*EXERCISE INSTRUCTIONS:*
Pull out every line containing the string "Number".

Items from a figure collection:
———

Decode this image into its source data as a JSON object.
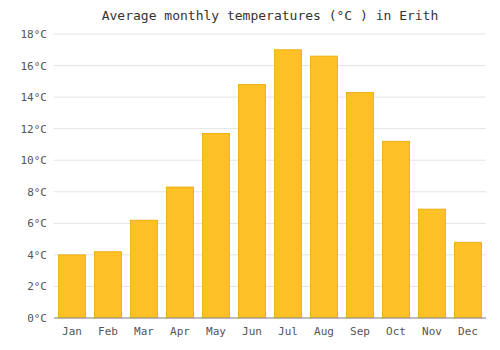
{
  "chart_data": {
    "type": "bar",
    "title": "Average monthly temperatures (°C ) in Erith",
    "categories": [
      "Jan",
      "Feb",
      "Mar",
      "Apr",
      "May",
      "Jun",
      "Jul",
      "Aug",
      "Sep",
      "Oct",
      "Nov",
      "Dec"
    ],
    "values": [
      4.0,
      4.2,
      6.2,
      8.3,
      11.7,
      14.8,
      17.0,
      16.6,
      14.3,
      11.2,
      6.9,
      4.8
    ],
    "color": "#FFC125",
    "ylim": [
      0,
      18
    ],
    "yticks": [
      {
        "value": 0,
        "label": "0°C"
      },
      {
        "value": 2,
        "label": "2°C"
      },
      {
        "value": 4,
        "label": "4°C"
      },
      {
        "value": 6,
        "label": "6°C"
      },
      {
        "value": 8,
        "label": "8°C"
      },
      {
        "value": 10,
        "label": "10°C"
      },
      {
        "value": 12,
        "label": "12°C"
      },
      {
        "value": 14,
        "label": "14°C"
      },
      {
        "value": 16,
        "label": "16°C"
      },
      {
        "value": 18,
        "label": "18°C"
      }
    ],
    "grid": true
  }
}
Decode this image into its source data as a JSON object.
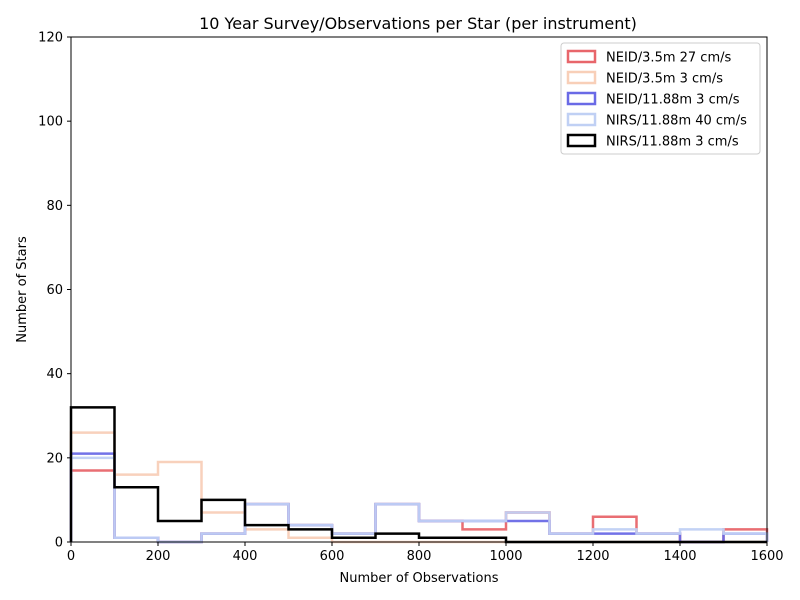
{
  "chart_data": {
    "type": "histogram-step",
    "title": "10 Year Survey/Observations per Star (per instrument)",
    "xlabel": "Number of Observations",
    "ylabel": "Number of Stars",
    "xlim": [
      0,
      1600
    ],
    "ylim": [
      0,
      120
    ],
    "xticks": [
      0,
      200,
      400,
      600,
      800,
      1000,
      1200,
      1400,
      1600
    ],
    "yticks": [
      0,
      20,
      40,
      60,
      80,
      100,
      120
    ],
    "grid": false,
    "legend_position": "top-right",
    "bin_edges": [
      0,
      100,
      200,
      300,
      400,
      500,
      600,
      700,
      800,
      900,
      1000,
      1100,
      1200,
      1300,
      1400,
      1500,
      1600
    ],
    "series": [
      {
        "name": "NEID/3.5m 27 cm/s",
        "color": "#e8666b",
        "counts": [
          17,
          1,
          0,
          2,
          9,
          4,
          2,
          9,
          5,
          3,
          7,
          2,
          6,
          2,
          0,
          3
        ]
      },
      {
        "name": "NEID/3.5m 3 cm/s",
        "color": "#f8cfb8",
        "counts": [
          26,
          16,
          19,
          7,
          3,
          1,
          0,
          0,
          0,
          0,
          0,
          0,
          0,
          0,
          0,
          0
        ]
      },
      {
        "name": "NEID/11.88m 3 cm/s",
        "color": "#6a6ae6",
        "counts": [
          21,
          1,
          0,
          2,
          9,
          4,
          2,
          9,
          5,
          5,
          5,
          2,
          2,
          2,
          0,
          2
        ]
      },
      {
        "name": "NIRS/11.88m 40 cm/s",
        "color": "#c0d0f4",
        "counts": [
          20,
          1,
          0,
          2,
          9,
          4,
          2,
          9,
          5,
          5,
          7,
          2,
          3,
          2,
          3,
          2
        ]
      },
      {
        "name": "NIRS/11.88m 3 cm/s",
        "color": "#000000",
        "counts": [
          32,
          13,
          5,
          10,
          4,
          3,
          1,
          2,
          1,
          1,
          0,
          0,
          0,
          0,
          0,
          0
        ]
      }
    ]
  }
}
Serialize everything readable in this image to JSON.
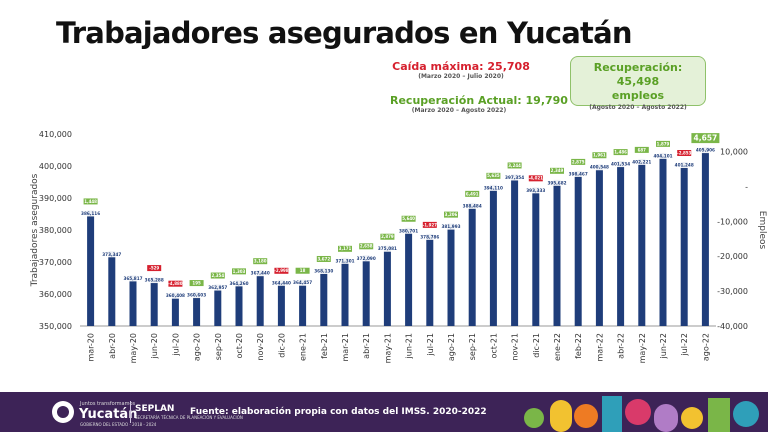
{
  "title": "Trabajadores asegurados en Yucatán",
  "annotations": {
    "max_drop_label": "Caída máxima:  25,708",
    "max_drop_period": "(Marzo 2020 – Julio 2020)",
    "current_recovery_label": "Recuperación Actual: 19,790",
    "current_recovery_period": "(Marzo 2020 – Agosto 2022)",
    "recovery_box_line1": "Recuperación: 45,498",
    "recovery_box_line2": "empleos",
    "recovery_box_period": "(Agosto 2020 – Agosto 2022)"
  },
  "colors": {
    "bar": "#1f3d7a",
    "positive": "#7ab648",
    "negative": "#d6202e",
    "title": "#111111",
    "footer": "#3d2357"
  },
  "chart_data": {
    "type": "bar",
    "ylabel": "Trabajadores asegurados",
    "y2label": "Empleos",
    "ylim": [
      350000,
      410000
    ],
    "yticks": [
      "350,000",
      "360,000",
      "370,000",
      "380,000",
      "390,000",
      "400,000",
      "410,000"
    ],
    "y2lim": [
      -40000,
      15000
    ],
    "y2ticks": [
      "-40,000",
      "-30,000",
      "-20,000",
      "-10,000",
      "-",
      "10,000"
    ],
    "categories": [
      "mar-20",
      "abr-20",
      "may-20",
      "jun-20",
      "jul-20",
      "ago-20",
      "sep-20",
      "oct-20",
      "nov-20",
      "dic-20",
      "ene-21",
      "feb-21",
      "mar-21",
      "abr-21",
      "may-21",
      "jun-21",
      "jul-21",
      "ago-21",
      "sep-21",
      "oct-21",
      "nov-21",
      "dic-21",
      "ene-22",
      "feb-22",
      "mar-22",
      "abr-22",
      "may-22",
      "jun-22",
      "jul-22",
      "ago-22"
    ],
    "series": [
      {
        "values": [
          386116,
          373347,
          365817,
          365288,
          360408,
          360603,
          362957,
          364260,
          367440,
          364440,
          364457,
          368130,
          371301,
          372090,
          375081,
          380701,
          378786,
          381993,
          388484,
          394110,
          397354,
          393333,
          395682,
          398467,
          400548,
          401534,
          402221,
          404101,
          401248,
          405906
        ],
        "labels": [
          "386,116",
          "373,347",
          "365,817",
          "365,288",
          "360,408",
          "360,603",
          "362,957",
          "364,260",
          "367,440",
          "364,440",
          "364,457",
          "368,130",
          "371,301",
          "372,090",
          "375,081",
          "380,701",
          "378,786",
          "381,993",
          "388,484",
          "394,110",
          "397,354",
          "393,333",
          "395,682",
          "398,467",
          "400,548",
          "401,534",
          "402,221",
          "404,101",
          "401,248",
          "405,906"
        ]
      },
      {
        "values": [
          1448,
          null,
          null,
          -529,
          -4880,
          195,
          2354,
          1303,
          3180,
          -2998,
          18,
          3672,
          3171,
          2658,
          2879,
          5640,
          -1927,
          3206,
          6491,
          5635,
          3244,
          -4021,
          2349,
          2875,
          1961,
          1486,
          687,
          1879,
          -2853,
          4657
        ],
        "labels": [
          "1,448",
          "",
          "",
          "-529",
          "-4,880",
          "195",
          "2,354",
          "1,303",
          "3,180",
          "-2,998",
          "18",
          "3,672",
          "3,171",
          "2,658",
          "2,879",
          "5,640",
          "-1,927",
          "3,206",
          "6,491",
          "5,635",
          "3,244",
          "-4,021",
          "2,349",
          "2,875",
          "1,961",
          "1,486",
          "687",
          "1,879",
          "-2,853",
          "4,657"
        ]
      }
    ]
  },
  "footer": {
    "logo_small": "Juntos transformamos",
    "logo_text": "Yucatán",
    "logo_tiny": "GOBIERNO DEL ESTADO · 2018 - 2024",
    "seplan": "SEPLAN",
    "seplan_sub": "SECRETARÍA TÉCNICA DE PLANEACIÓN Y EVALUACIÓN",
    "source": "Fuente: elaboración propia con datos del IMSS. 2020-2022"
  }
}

———

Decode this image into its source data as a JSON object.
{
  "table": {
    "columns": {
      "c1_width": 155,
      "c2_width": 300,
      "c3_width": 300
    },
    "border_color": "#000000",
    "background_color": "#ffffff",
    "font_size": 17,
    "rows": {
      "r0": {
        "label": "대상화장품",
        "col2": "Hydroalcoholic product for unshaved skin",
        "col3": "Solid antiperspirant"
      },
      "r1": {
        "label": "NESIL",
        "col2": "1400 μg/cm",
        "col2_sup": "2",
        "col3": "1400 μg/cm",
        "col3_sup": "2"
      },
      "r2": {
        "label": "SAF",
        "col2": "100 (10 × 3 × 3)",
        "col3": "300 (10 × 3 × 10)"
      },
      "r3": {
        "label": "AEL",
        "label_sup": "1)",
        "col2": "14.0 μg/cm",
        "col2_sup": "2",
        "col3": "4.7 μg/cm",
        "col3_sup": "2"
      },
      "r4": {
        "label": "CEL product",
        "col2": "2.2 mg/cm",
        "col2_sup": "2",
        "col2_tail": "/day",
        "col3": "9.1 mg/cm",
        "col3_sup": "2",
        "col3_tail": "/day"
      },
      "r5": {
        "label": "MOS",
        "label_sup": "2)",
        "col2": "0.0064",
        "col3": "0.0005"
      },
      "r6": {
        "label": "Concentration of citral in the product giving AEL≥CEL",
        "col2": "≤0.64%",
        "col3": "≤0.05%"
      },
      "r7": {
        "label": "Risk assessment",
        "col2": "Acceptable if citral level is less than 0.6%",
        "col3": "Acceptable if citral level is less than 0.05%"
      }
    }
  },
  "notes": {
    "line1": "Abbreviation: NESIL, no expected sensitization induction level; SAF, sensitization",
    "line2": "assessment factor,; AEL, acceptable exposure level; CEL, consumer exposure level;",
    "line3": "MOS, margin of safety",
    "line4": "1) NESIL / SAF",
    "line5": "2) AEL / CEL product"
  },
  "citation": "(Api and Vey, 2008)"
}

———

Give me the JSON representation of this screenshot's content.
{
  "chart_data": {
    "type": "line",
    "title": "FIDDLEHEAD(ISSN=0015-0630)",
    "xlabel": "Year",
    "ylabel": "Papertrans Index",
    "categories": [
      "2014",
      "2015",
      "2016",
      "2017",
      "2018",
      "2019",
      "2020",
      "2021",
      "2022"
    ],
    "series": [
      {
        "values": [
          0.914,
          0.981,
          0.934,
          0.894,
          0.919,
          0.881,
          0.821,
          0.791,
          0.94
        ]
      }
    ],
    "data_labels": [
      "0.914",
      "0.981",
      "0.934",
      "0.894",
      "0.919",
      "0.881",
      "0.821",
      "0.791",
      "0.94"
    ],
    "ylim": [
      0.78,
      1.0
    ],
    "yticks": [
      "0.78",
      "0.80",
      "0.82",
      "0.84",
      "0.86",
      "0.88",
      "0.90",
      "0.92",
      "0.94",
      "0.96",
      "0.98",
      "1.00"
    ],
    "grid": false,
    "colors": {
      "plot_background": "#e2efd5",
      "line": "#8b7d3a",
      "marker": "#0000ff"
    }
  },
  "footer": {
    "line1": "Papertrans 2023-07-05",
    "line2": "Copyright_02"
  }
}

———

*WORKED ANSWER:*
    "xlabel": "Number of Observations",
    "ylabel": "Number of Stars",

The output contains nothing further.